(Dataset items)
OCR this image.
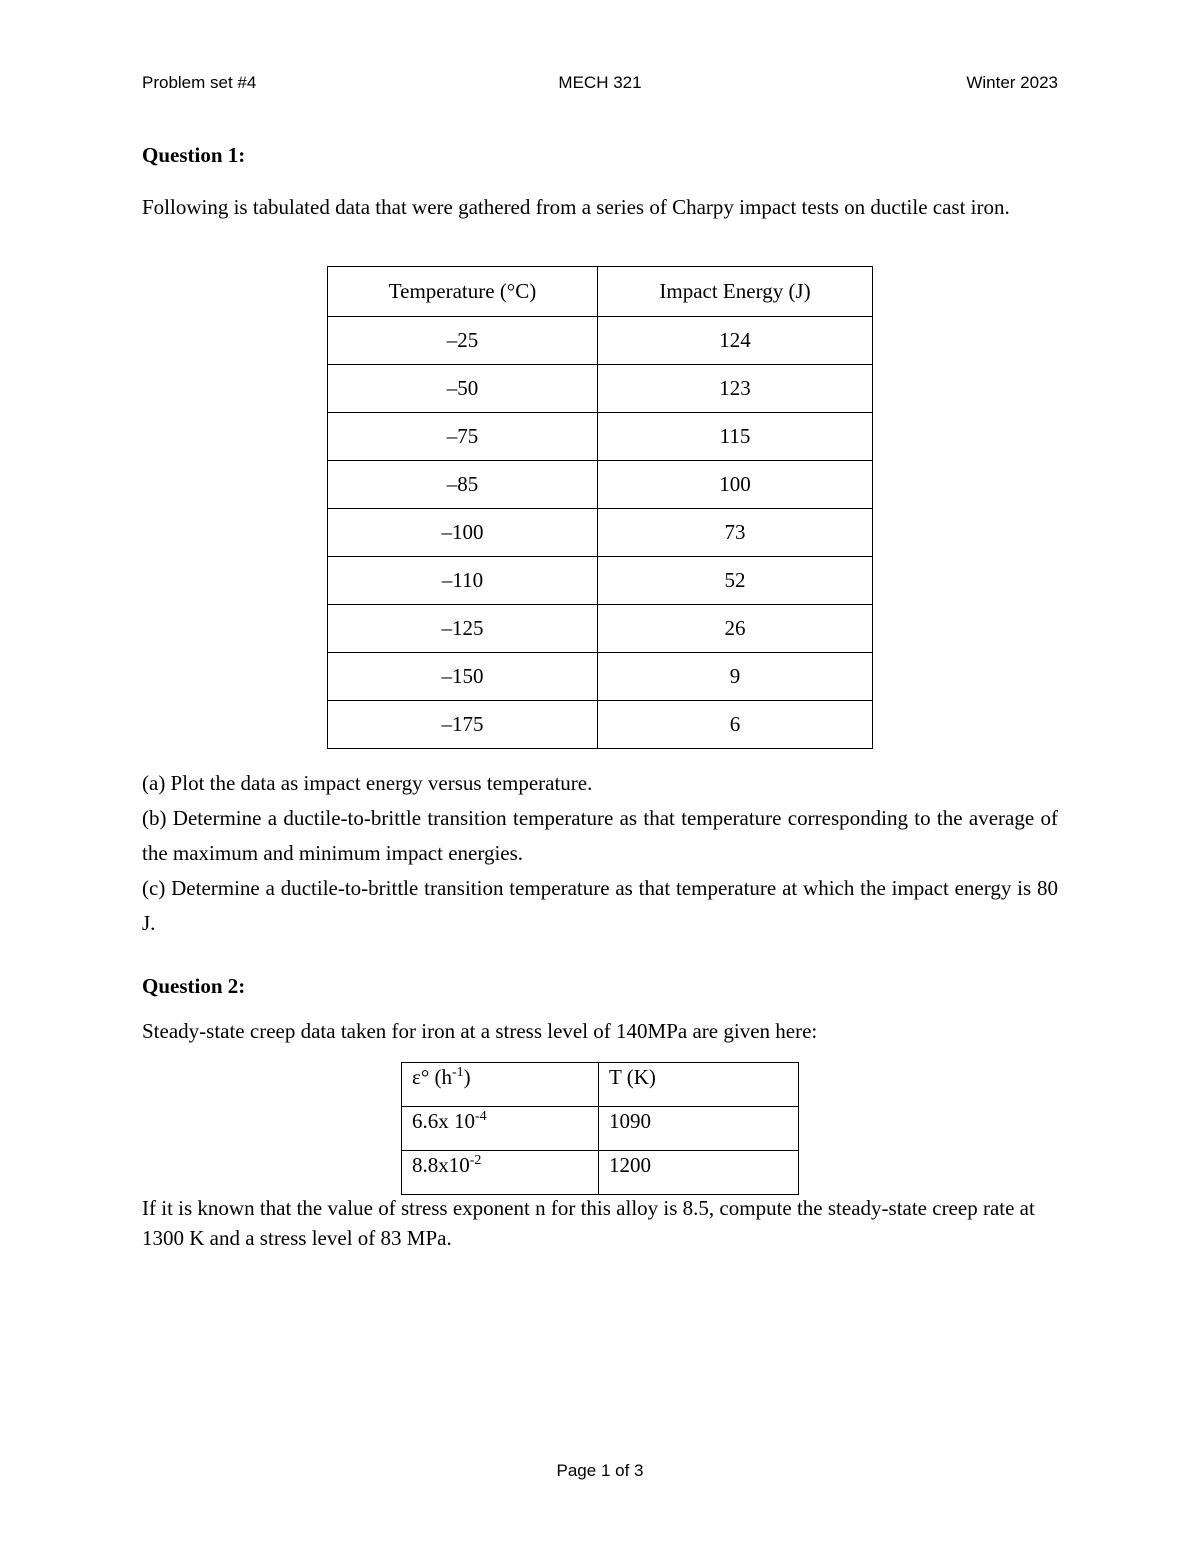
Problem set #4	MECH 321	Winter 2023
Question 1:

Following is tabulated data that were gathered from a series of Charpy impact tests on ductile cast iron.

Temperature (°C)	Impact Energy (J)
–25	124
–50	123
–75	115
–85	100
–100	73
–110	52
–125	26
–150	9
–175	6

(a) Plot the data as impact energy versus temperature.

(b) Determine a ductile-to-brittle transition temperature as that temperature corresponding to the average of the maximum and minimum impact energies.

(c) Determine a ductile-to-brittle transition temperature as that temperature at which the impact energy is 80 J.

Question 2:

Steady-state creep data taken for iron at a stress level of 140MPa are given here:

ε° $(h^{-1})$	T (K)
6.6x $10^{-4}$	1090
$8.8x10^{-2}$	1200

If it is known that the value of stress exponent n for this alloy is 8.5, compute the steady-state creep rate at 1300 K and a stress level of 83 MPa.

Page 1 of 3
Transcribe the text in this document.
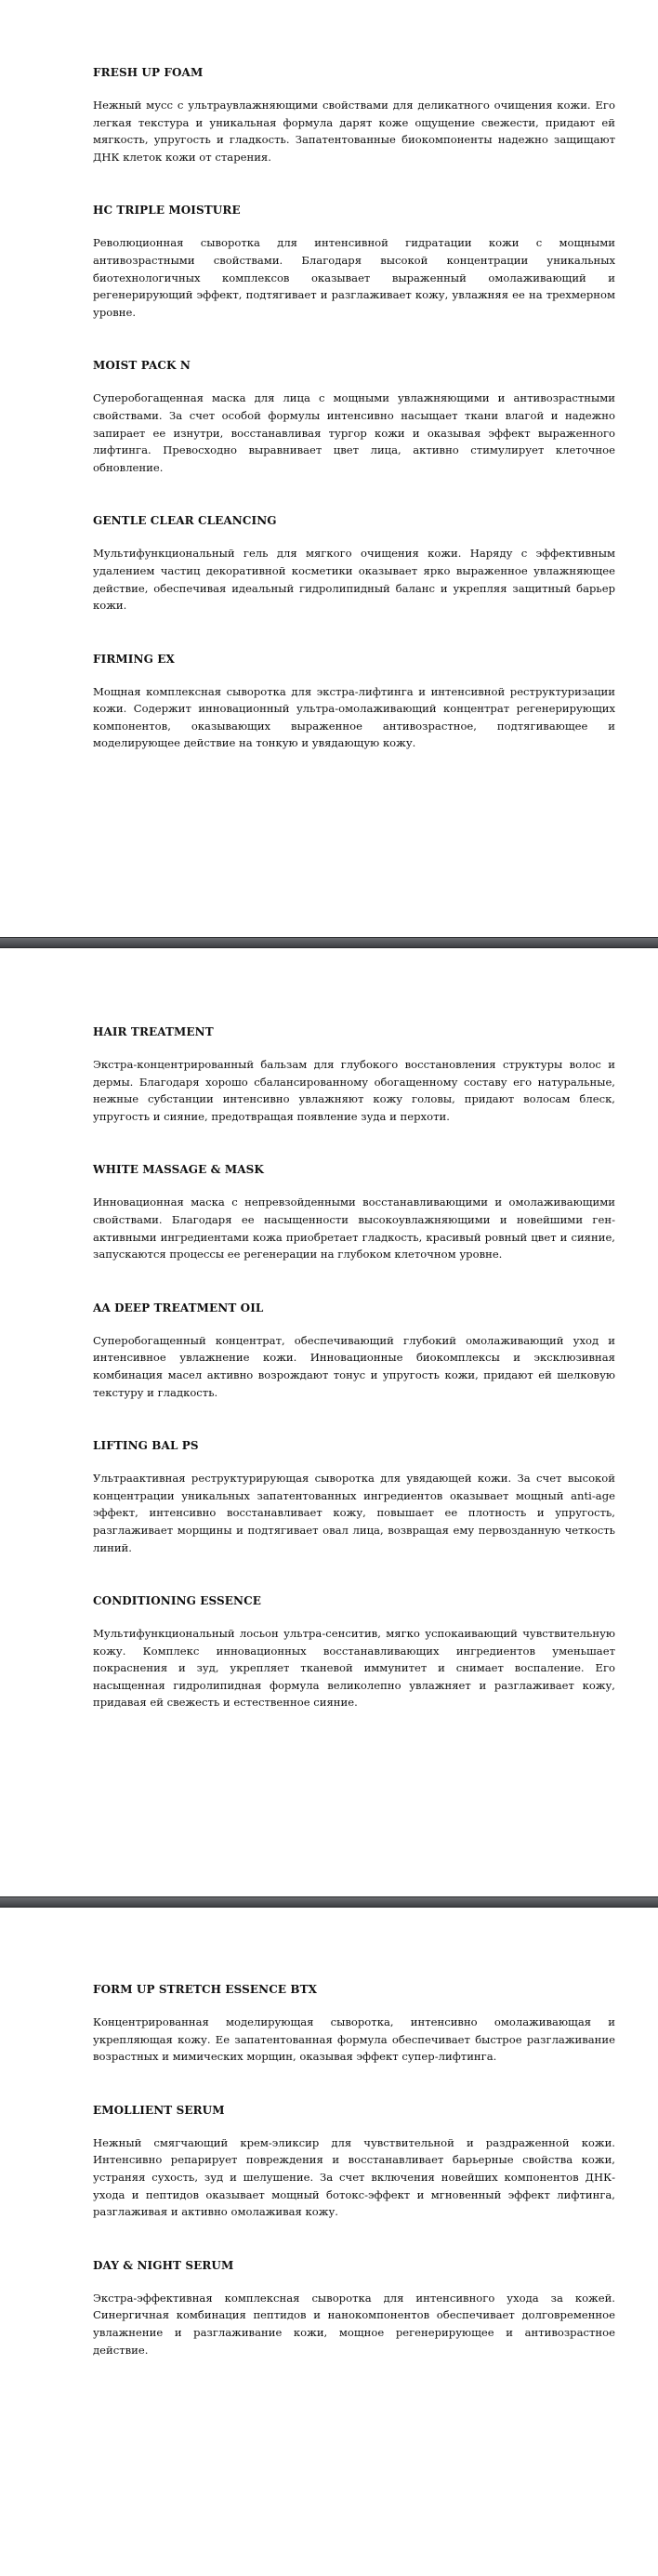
FRESH UP FOAM

Нежный мусс с ультраувлажняющими свойствами для деликатного очищения кожи. Его легкая текстура и уникальная формула дарят коже ощущение свежести, придают ей мягкость, упругость и гладкость. Запатентованные биокомпоненты надежно защищают ДНК клеток кожи от старения.

HC TRIPLE MOISTURE

Революционная сыворотка для интенсивной гидратации кожи с мощными антивозрастными свойствами. Благодаря высокой концентрации уникальных биотехнологичных комплексов оказывает выраженный омолаживающий и регенерирующий эффект, подтягивает и разглаживает кожу, увлажняя ее на трехмерном уровне.

MOIST PACK N

Суперобогащенная маска для лица с мощными увлажняющими и антивозрастными свойствами. За счет особой формулы интенсивно насыщает ткани влагой и надежно запирает ее изнутри, восстанавливая тургор кожи и оказывая эффект выраженного лифтинга. Превосходно выравнивает цвет лица, активно стимулирует клеточное обновление.

GENTLE CLEAR CLEANCING

Мультифункциональный гель для мягкого очищения кожи. Наряду с эффективным удалением частиц декоративной косметики оказывает ярко выраженное увлажняющее действие, обеспечивая идеальный гидролипидный баланс и укрепляя защитный барьер кожи.

FIRMING EX

Мощная комплексная сыворотка для экстра-лифтинга и интенсивной реструктуризации кожи. Содержит инновационный ультра-омолаживающий концентрат регенерирующих компонентов, оказывающих выраженное антивозрастное, подтягивающее и моделирующее действие на тонкую и увядающую кожу.

HAIR TREATMENT

Экстра-концентрированный бальзам для глубокого восстановления структуры волос и дермы. Благодаря хорошо сбалансированному обогащенному составу его натуральные, нежные субстанции интенсивно увлажняют кожу головы, придают волосам блеск, упругость и сияние, предотвращая появление зуда и перхоти.

WHITE MASSAGE & MASK

Инновационная маска с непревзойденными восстанавливающими и омолаживающими свойствами. Благодаря ее насыщенности высокоувлажняющими и новейшими ген-активными ингредиентами кожа приобретает гладкость, красивый ровный цвет и сияние, запускаются процессы ее регенерации на глубоком клеточном уровне.

AA DEEP TREATMENT OIL

Суперобогащенный концентрат, обеспечивающий глубокий омолаживающий уход и интенсивное увлажнение кожи. Инновационные биокомплексы и эксклюзивная комбинация масел активно возрождают тонус и упругость кожи, придают ей шелковую текстуру и гладкость.

LIFTING BAL PS

Ультраактивная реструктурирующая сыворотка для увядающей кожи. За счет высокой концентрации уникальных запатентованных ингредиентов оказывает мощный anti-age эффект, интенсивно восстанавливает кожу, повышает ее плотность и упругость, разглаживает морщины и подтягивает овал лица, возвращая ему первозданную четкость линий.

CONDITIONING ESSENCE

Мультифункциональный лосьон ультра-сенситив, мягко успокаивающий чувствительную кожу. Комплекс инновационных восстанавливающих ингредиентов уменьшает покраснения и зуд, укрепляет тканевой иммунитет и снимает воспаление. Его насыщенная гидролипидная формула великолепно увлажняет и разглаживает кожу, придавая ей свежесть и естественное сияние.

FORM UP STRETCH ESSENCE BTX

Концентрированная моделирующая сыворотка, интенсивно омолаживающая и укрепляющая кожу. Ее запатентованная формула обеспечивает быстрое разглаживание возрастных и мимических морщин, оказывая эффект супер-лифтинга.

EMOLLIENT SERUM

Нежный смягчающий крем-эликсир для чувствительной и раздраженной кожи. Интенсивно репарирует повреждения и восстанавливает барьерные свойства кожи, устраняя сухость, зуд и шелушение. За счет включения новейших компонентов ДНК-ухода и пептидов оказывает мощный ботокс-эффект и мгновенный эффект лифтинга, разглаживая и активно омолаживая кожу.

DAY & NIGHT SERUM

Экстра-эффективная комплексная сыворотка для интенсивного ухода за кожей. Синергичная комбинация пептидов и нанокомпонентов обеспечивает долговременное увлажнение и разглаживание кожи, мощное регенерирующее и антивозрастное действие.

Exercise instructions
Leave out the pictures and copy everything else in the records word for word.

The result
OCR this image.
Problem set #4	MECH 321	Winter 2023
Question 1:

Following is tabulated data that were gathered from a series of Charpy impact tests on ductile cast iron.

Temperature (°C)	Impact Energy (J)
–25	124
–50	123
–75	115
–85	100
–100	73
–110	52
–125	26
–150	9
–175	6

(a) Plot the data as impact energy versus temperature.

(b) Determine a ductile-to-brittle transition temperature as that temperature corresponding to the average of the maximum and minimum impact energies.

(c) Determine a ductile-to-brittle transition temperature as that temperature at which the impact energy is 80 J.

Question 2:

Steady-state creep data taken for iron at a stress level of 140MPa are given here:

ε° $(h^{-1})$	T (K)
6.6x $10^{-4}$	1090
$8.8x10^{-2}$	1200

If it is known that the value of stress exponent n for this alloy is 8.5, compute the steady-state creep rate at 1300 K and a stress level of 83 MPa.

Page 1 of 3
Transcribe the text in this document.
FRESH UP FOAM

Нежный мусс с ультраувлажняющими свойствами для деликатного очищения кожи. Его легкая текстура и уникальная формула дарят коже ощущение свежести, придают ей мягкость, упругость и гладкость. Запатентованные биокомпоненты надежно защищают ДНК клеток кожи от старения.

HC TRIPLE MOISTURE

Революционная сыворотка для интенсивной гидратации кожи с мощными антивозрастными свойствами. Благодаря высокой концентрации уникальных биотехнологичных комплексов оказывает выраженный омолаживающий и регенерирующий эффект, подтягивает и разглаживает кожу, увлажняя ее на трехмерном уровне.

MOIST PACK N

Суперобогащенная маска для лица с мощными увлажняющими и антивозрастными свойствами. За счет особой формулы интенсивно насыщает ткани влагой и надежно запирает ее изнутри, восстанавливая тургор кожи и оказывая эффект выраженного лифтинга. Превосходно выравнивает цвет лица, активно стимулирует клеточное обновление.

GENTLE CLEAR CLEANCING

Мультифункциональный гель для мягкого очищения кожи. Наряду с эффективным удалением частиц декоративной косметики оказывает ярко выраженное увлажняющее действие, обеспечивая идеальный гидролипидный баланс и укрепляя защитный барьер кожи.

FIRMING EX

Мощная комплексная сыворотка для экстра-лифтинга и интенсивной реструктуризации кожи. Содержит инновационный ультра-омолаживающий концентрат регенерирующих компонентов, оказывающих выраженное антивозрастное, подтягивающее и моделирующее действие на тонкую и увядающую кожу.

HAIR TREATMENT

Экстра-концентрированный бальзам для глубокого восстановления структуры волос и дермы. Благодаря хорошо сбалансированному обогащенному составу его натуральные, нежные субстанции интенсивно увлажняют кожу головы, придают волосам блеск, упругость и сияние, предотвращая появление зуда и перхоти.

WHITE MASSAGE & MASK

Инновационная маска с непревзойденными восстанавливающими и омолаживающими свойствами. Благодаря ее насыщенности высокоувлажняющими и новейшими ген-активными ингредиентами кожа приобретает гладкость, красивый ровный цвет и сияние, запускаются процессы ее регенерации на глубоком клеточном уровне.

AA DEEP TREATMENT OIL

Суперобогащенный концентрат, обеспечивающий глубокий омолаживающий уход и интенсивное увлажнение кожи. Инновационные биокомплексы и эксклюзивная комбинация масел активно возрождают тонус и упругость кожи, придают ей шелковую текстуру и гладкость.

LIFTING BAL PS

Ультраактивная реструктурирующая сыворотка для увядающей кожи. За счет высокой концентрации уникальных запатентованных ингредиентов оказывает мощный anti-age эффект, интенсивно восстанавливает кожу, повышает ее плотность и упругость, разглаживает морщины и подтягивает овал лица, возвращая ему первозданную четкость линий.

CONDITIONING ESSENCE

Мультифункциональный лосьон ультра-сенситив, мягко успокаивающий чувствительную кожу. Комплекс инновационных восстанавливающих ингредиентов уменьшает покраснения и зуд, укрепляет тканевой иммунитет и снимает воспаление. Его насыщенная гидролипидная формула великолепно увлажняет и разглаживает кожу, придавая ей свежесть и естественное сияние.

FORM UP STRETCH ESSENCE BTX

Концентрированная моделирующая сыворотка, интенсивно омолаживающая и укрепляющая кожу. Ее запатентованная формула обеспечивает быстрое разглаживание возрастных и мимических морщин, оказывая эффект супер-лифтинга.

EMOLLIENT SERUM

Нежный смягчающий крем-эликсир для чувствительной и раздраженной кожи. Интенсивно репарирует повреждения и восстанавливает барьерные свойства кожи, устраняя сухость, зуд и шелушение. За счет включения новейших компонентов ДНК-ухода и пептидов оказывает мощный ботокс-эффект и мгновенный эффект лифтинга, разглаживая и активно омолаживая кожу.

DAY & NIGHT SERUM

Экстра-эффективная комплексная сыворотка для интенсивного ухода за кожей. Синергичная комбинация пептидов и нанокомпонентов обеспечивает долговременное увлажнение и разглаживание кожи, мощное регенерирующее и антивозрастное действие.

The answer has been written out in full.